**Given problem**
Set out every line bearing the string "вправе".

**Data entries**

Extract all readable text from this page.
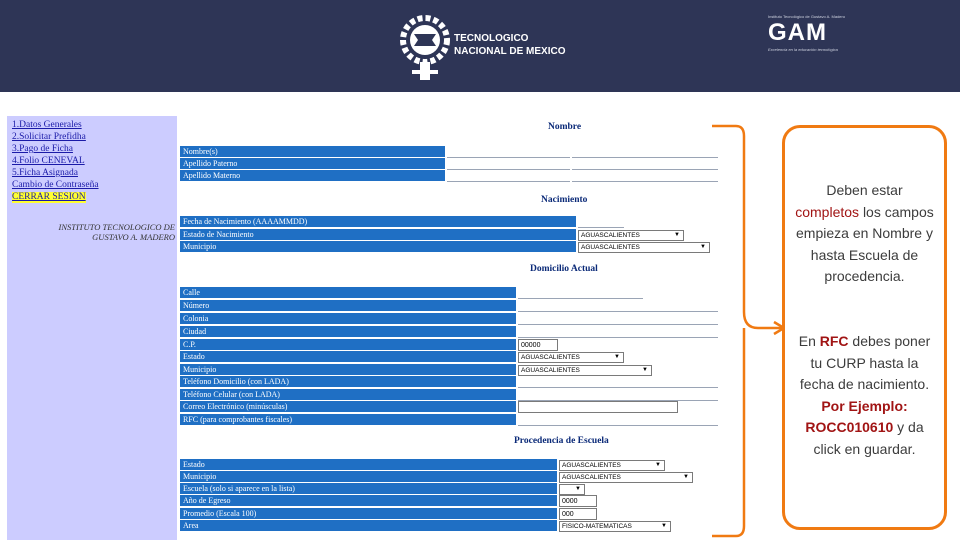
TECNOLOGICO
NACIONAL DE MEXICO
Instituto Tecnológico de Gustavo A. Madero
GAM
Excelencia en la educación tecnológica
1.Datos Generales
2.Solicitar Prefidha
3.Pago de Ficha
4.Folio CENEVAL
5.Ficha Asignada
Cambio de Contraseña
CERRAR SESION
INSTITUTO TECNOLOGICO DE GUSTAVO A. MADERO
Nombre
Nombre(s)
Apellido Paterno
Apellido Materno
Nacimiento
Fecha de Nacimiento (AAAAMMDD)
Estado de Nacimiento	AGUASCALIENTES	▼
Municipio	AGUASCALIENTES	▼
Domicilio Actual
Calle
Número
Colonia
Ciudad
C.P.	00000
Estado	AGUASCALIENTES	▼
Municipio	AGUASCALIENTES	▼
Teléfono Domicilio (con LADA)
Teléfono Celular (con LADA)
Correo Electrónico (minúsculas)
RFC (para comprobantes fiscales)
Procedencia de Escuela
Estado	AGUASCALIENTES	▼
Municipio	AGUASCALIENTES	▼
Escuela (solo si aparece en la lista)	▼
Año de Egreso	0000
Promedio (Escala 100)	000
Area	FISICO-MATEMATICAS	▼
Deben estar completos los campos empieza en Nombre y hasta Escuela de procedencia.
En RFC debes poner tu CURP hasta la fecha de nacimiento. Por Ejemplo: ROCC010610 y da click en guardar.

--

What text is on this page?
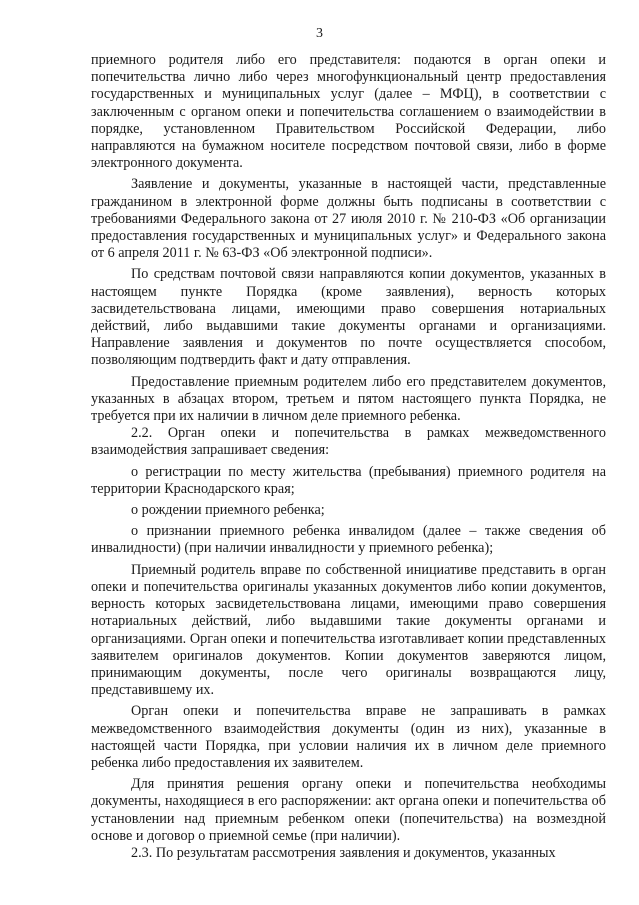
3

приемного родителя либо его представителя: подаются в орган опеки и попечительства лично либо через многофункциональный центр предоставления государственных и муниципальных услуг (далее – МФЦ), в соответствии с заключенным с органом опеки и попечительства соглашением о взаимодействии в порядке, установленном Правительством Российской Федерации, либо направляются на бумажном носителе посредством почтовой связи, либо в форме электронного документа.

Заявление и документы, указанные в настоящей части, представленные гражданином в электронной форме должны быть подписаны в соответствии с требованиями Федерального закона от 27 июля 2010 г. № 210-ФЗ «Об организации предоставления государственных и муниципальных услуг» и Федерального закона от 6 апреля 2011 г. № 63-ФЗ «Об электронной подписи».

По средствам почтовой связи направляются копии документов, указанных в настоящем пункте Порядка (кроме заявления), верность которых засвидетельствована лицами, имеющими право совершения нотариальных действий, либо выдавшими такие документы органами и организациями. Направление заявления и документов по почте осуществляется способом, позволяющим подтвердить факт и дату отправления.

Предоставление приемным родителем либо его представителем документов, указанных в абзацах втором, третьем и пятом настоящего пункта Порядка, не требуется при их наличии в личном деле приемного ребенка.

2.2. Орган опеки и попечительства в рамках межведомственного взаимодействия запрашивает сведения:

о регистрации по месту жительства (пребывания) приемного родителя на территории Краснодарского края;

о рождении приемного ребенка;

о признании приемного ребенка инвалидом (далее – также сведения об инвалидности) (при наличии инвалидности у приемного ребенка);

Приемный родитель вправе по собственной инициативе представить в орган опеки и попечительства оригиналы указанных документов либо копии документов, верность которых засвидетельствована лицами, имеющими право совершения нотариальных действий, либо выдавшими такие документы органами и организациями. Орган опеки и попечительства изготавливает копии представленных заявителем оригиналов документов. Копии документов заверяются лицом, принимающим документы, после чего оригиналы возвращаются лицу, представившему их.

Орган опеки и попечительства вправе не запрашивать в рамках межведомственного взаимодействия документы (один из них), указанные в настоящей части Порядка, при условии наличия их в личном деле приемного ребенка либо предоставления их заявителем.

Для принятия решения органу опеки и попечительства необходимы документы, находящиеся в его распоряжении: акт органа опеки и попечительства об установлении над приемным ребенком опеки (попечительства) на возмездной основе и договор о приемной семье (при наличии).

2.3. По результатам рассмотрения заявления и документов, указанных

--

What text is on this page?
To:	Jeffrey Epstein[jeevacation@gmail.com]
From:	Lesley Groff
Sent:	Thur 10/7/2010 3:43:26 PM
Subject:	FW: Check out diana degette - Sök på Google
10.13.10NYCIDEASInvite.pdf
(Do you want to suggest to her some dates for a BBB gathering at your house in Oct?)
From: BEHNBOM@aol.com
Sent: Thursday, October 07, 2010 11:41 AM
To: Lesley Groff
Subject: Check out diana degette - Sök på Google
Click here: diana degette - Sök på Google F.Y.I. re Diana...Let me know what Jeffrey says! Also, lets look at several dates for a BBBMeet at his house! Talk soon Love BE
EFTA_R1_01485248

**Result**
Приемный родитель вправе по собственной инициативе представить в орган опеки и попечительства оригиналы указанных документов либо копии документов, верность которых засвидетельствована лицами, имеющими право совершения нотариальных действий, либо выдавшими такие документы органами и организациями. Орган опеки и попечительства изготавливает копии представленных заявителем оригиналов документов. Копии документов заверяются лицом, принимающим документы, после чего оригиналы возвращаются лицу, представившему их.
Орган опеки и попечительства вправе не запрашивать в рамках межведомственного взаимодействия документы (один из них), указанные в настоящей части Порядка, при условии наличия их в личном деле приемного ребенка либо предоставления их заявителем.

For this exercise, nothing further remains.